_Work to complete:_ Select from the data all lines with the word "text".

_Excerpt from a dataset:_
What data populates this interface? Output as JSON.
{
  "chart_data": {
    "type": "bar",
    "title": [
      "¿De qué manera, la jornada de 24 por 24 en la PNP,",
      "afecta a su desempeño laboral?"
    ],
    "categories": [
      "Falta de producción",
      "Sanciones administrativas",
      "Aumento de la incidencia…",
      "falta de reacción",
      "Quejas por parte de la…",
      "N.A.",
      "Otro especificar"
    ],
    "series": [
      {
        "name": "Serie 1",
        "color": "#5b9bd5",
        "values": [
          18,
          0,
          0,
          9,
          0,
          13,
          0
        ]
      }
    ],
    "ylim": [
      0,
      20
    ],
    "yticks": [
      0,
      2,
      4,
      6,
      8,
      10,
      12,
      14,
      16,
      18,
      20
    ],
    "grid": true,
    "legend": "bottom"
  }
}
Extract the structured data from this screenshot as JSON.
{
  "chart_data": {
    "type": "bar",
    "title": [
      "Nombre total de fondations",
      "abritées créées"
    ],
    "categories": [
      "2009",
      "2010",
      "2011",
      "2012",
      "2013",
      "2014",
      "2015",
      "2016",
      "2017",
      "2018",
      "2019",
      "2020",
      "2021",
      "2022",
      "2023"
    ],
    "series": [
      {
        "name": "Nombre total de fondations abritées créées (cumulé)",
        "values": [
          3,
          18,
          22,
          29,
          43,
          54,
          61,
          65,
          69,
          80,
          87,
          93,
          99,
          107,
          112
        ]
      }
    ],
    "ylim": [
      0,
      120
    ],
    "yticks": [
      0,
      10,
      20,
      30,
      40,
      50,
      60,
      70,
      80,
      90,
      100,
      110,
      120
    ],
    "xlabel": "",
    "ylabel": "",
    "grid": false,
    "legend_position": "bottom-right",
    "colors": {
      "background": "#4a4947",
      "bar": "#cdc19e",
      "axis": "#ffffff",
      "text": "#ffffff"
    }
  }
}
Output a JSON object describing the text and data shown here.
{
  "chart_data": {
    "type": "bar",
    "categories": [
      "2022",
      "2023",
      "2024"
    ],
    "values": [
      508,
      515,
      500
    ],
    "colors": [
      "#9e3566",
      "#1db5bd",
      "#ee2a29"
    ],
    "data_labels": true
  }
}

_Solved problem:_
      "text": "#ffffff"
Output a JSON object describing the text and data shown here.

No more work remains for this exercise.